§ **The request**
Look through the data below. Pick out the lines holding the string "xlabel".

§ **Exercise materials**

::::::::::

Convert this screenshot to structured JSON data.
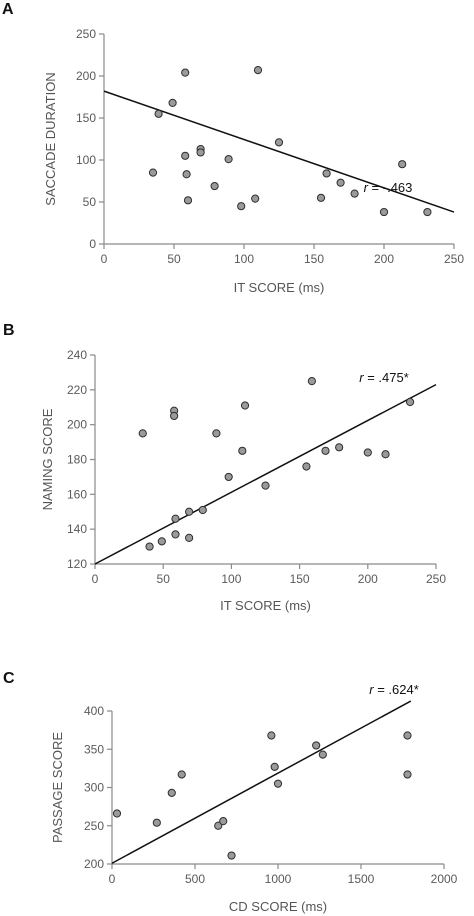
{
  "chart_data": [
    {
      "type": "scatter",
      "panel": "A",
      "xlabel": "IT SCORE (ms)",
      "ylabel": "SACCADE DURATION",
      "xlim": [
        0,
        250
      ],
      "ylim": [
        0,
        250
      ],
      "xticks": [
        0,
        50,
        100,
        150,
        200,
        250
      ],
      "yticks": [
        0,
        50,
        100,
        150,
        200,
        250
      ],
      "points": [
        {
          "x": 35,
          "y": 85
        },
        {
          "x": 39,
          "y": 155
        },
        {
          "x": 49,
          "y": 168
        },
        {
          "x": 58,
          "y": 204
        },
        {
          "x": 58,
          "y": 105
        },
        {
          "x": 59,
          "y": 83
        },
        {
          "x": 60,
          "y": 52
        },
        {
          "x": 69,
          "y": 113
        },
        {
          "x": 69,
          "y": 109
        },
        {
          "x": 79,
          "y": 69
        },
        {
          "x": 89,
          "y": 101
        },
        {
          "x": 98,
          "y": 45
        },
        {
          "x": 108,
          "y": 54
        },
        {
          "x": 110,
          "y": 207
        },
        {
          "x": 125,
          "y": 121
        },
        {
          "x": 155,
          "y": 55
        },
        {
          "x": 159,
          "y": 84
        },
        {
          "x": 169,
          "y": 73
        },
        {
          "x": 179,
          "y": 60
        },
        {
          "x": 200,
          "y": 38
        },
        {
          "x": 213,
          "y": 95
        },
        {
          "x": 231,
          "y": 38
        }
      ],
      "fit_line": {
        "x": [
          0,
          250
        ],
        "y": [
          182,
          38
        ]
      },
      "r_label": {
        "prefix": "r",
        "value": " = -.463"
      }
    },
    {
      "type": "scatter",
      "panel": "B",
      "xlabel": "IT SCORE (ms)",
      "ylabel": "NAMING SCORE",
      "xlim": [
        0,
        250
      ],
      "ylim": [
        120,
        240
      ],
      "xticks": [
        0,
        50,
        100,
        150,
        200,
        250
      ],
      "yticks": [
        120,
        140,
        160,
        180,
        200,
        220,
        240
      ],
      "points": [
        {
          "x": 35,
          "y": 195
        },
        {
          "x": 40,
          "y": 130
        },
        {
          "x": 49,
          "y": 133
        },
        {
          "x": 58,
          "y": 208
        },
        {
          "x": 58,
          "y": 205
        },
        {
          "x": 59,
          "y": 146
        },
        {
          "x": 59,
          "y": 137
        },
        {
          "x": 69,
          "y": 150
        },
        {
          "x": 69,
          "y": 135
        },
        {
          "x": 79,
          "y": 151
        },
        {
          "x": 89,
          "y": 195
        },
        {
          "x": 98,
          "y": 170
        },
        {
          "x": 108,
          "y": 185
        },
        {
          "x": 110,
          "y": 211
        },
        {
          "x": 125,
          "y": 165
        },
        {
          "x": 155,
          "y": 176
        },
        {
          "x": 159,
          "y": 225
        },
        {
          "x": 169,
          "y": 185
        },
        {
          "x": 179,
          "y": 187
        },
        {
          "x": 200,
          "y": 184
        },
        {
          "x": 213,
          "y": 183
        },
        {
          "x": 231,
          "y": 213
        }
      ],
      "fit_line": {
        "x": [
          0,
          250
        ],
        "y": [
          120,
          223
        ]
      },
      "r_label": {
        "prefix": "r",
        "value": " = .475*"
      }
    },
    {
      "type": "scatter",
      "panel": "C",
      "xlabel": "CD SCORE (ms)",
      "ylabel": "PASSAGE SCORE",
      "xlim": [
        0,
        2000
      ],
      "ylim": [
        200,
        400
      ],
      "xticks": [
        0,
        500,
        1000,
        1500,
        2000
      ],
      "yticks": [
        200,
        250,
        300,
        350,
        400
      ],
      "points": [
        {
          "x": 30,
          "y": 266
        },
        {
          "x": 270,
          "y": 254
        },
        {
          "x": 360,
          "y": 293
        },
        {
          "x": 420,
          "y": 317
        },
        {
          "x": 640,
          "y": 250
        },
        {
          "x": 670,
          "y": 256
        },
        {
          "x": 720,
          "y": 211
        },
        {
          "x": 960,
          "y": 368
        },
        {
          "x": 980,
          "y": 327
        },
        {
          "x": 1000,
          "y": 305
        },
        {
          "x": 1230,
          "y": 355
        },
        {
          "x": 1270,
          "y": 343
        },
        {
          "x": 1780,
          "y": 368
        },
        {
          "x": 1780,
          "y": 317
        }
      ],
      "fit_line": {
        "x": [
          0,
          1800
        ],
        "y": [
          201,
          413
        ]
      },
      "r_label": {
        "prefix": "r",
        "value": " = .624*"
      }
    }
  ]
}
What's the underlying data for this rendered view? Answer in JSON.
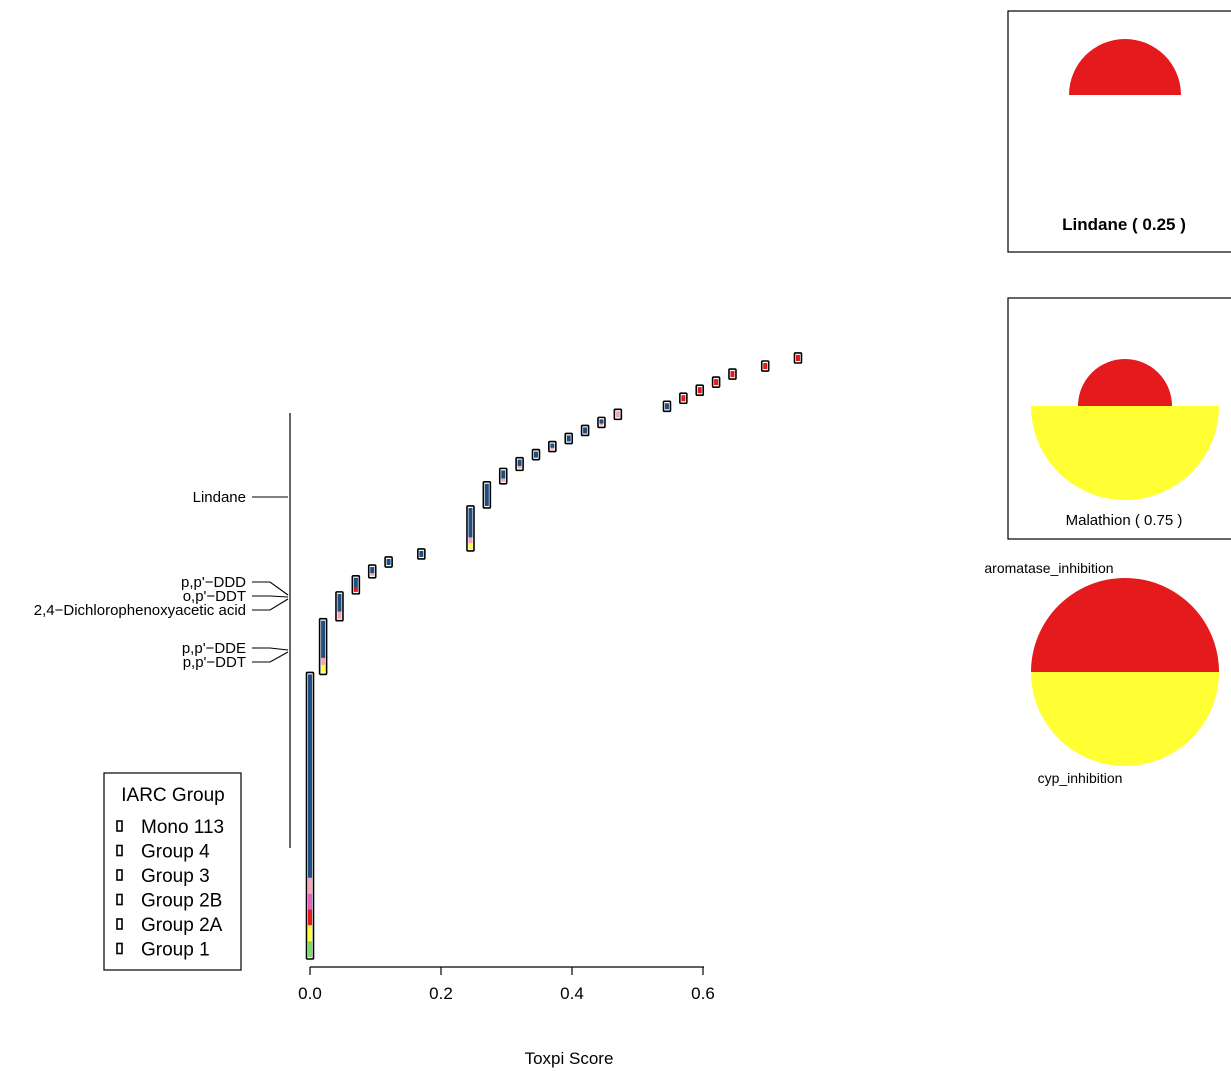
{
  "chart_data": [
    {
      "type": "scatter",
      "xlabel": "Toxpi Score",
      "x_ticks": [
        "0.0",
        "0.2",
        "0.4",
        "0.6"
      ],
      "xlim": [
        -0.01,
        0.74
      ],
      "grid": false,
      "series_colors": {
        "navy": "#1f4e82",
        "pink": "#f4a6b4",
        "red": "#e41a1c",
        "yellow": "#ffff33",
        "magenta": "#e75fc0",
        "green": "#77dd66"
      },
      "groups": [
        {
          "score": 0.0,
          "name": "",
          "colors": [
            "navy",
            "pink",
            "magenta",
            "red",
            "yellow",
            "green"
          ]
        },
        {
          "score": 0.02,
          "name": "",
          "colors": [
            "navy",
            "pink",
            "yellow"
          ]
        },
        {
          "score": 0.045,
          "name": "",
          "colors": [
            "navy",
            "pink"
          ]
        },
        {
          "score": 0.07,
          "name": "",
          "colors": [
            "navy",
            "red"
          ]
        },
        {
          "score": 0.095,
          "name": "",
          "colors": [
            "navy",
            "pink"
          ]
        },
        {
          "score": 0.12,
          "name": "",
          "colors": [
            "navy"
          ]
        },
        {
          "score": 0.17,
          "name": "",
          "colors": [
            "navy"
          ]
        },
        {
          "score": 0.245,
          "name": "",
          "colors": [
            "navy",
            "pink",
            "yellow"
          ]
        },
        {
          "score": 0.27,
          "name": "",
          "colors": [
            "navy"
          ]
        },
        {
          "score": 0.295,
          "name": "",
          "colors": [
            "navy",
            "pink"
          ]
        },
        {
          "score": 0.32,
          "name": "",
          "colors": [
            "navy",
            "pink"
          ]
        },
        {
          "score": 0.345,
          "name": "",
          "colors": [
            "navy"
          ]
        },
        {
          "score": 0.37,
          "name": "",
          "colors": [
            "navy",
            "pink"
          ]
        },
        {
          "score": 0.395,
          "name": "",
          "colors": [
            "navy"
          ]
        },
        {
          "score": 0.42,
          "name": "",
          "colors": [
            "navy"
          ]
        },
        {
          "score": 0.445,
          "name": "",
          "colors": [
            "navy",
            "pink"
          ]
        },
        {
          "score": 0.47,
          "name": "",
          "colors": [
            "pink"
          ]
        },
        {
          "score": 0.545,
          "name": "",
          "colors": [
            "navy"
          ]
        },
        {
          "score": 0.57,
          "name": "",
          "colors": [
            "red"
          ]
        },
        {
          "score": 0.595,
          "name": "",
          "colors": [
            "red"
          ]
        },
        {
          "score": 0.62,
          "name": "",
          "colors": [
            "red"
          ]
        },
        {
          "score": 0.645,
          "name": "",
          "colors": [
            "red"
          ]
        },
        {
          "score": 0.695,
          "name": "",
          "colors": [
            "red"
          ]
        },
        {
          "score": 0.745,
          "name": "",
          "colors": [
            "red"
          ]
        }
      ],
      "stacks": [
        {
          "score": 0.0,
          "n_points": 106
        },
        {
          "score": 0.02,
          "n_points": 20
        },
        {
          "score": 0.045,
          "n_points": 10
        },
        {
          "score": 0.07,
          "n_points": 6
        },
        {
          "score": 0.095,
          "n_points": 4
        },
        {
          "score": 0.12,
          "n_points": 3
        },
        {
          "score": 0.17,
          "n_points": 3
        },
        {
          "score": 0.245,
          "n_points": 16
        },
        {
          "score": 0.27,
          "n_points": 9
        },
        {
          "score": 0.295,
          "n_points": 5
        },
        {
          "score": 0.32,
          "n_points": 4
        },
        {
          "score": 0.345,
          "n_points": 3
        },
        {
          "score": 0.37,
          "n_points": 3
        },
        {
          "score": 0.395,
          "n_points": 3
        },
        {
          "score": 0.42,
          "n_points": 3
        },
        {
          "score": 0.445,
          "n_points": 3
        },
        {
          "score": 0.47,
          "n_points": 3
        },
        {
          "score": 0.545,
          "n_points": 3
        },
        {
          "score": 0.57,
          "n_points": 3
        },
        {
          "score": 0.595,
          "n_points": 3
        },
        {
          "score": 0.62,
          "n_points": 3
        },
        {
          "score": 0.645,
          "n_points": 3
        },
        {
          "score": 0.695,
          "n_points": 3
        },
        {
          "score": 0.745,
          "n_points": 3
        }
      ],
      "annotations": [
        {
          "label": "Lindane",
          "score": 0.245
        },
        {
          "label": "p,p'−DDD",
          "score": 0.02
        },
        {
          "label": "o,p'−DDT",
          "score": 0.02
        },
        {
          "label": "2,4−Dichlorophenoxyacetic acid",
          "score": 0.02
        },
        {
          "label": "p,p'−DDE",
          "score": 0.0
        },
        {
          "label": "p,p'−DDT",
          "score": 0.0
        }
      ],
      "legend": {
        "title": "IARC Group",
        "placement": "bottom-left",
        "entries": [
          "Mono 113",
          "Group 4",
          "Group 3",
          "Group 2B",
          "Group 2A",
          "Group 1"
        ]
      }
    },
    {
      "type": "pie",
      "title": "Lindane  ( 0.25 )",
      "score": 0.25,
      "slices": [
        {
          "name": "aromatase_inhibition",
          "score": 1.0,
          "color": "#e41a1c"
        },
        {
          "name": "cyp_inhibition",
          "score": 0.0,
          "color": "#ffff33"
        }
      ]
    },
    {
      "type": "pie",
      "title": "Malathion  ( 0.75 )",
      "score": 0.75,
      "slices": [
        {
          "name": "aromatase_inhibition",
          "score": 0.5,
          "color": "#e41a1c"
        },
        {
          "name": "cyp_inhibition",
          "score": 1.0,
          "color": "#ffff33"
        }
      ]
    },
    {
      "type": "pie",
      "title": "",
      "slices": [
        {
          "name": "aromatase_inhibition",
          "score": 1.0,
          "color": "#e41a1c"
        },
        {
          "name": "cyp_inhibition",
          "score": 1.0,
          "color": "#ffff33"
        }
      ]
    }
  ]
}
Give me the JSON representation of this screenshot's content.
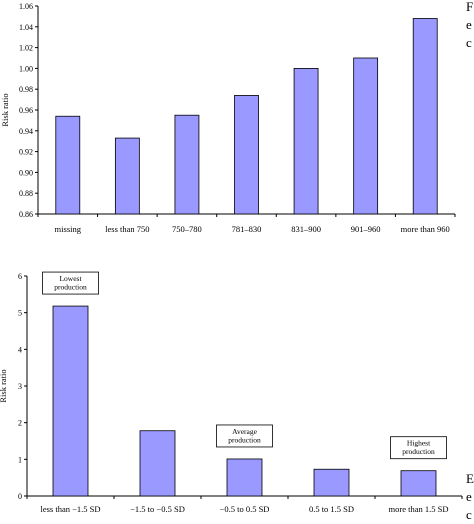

::::::::::

§ **Task answer**
      "xlabel": "IT SCORE (ms)",
      "xlabel": "IT SCORE (ms)",
      "xlabel": "CD SCORE (ms)",
      "xlabel": "Toxpi Score",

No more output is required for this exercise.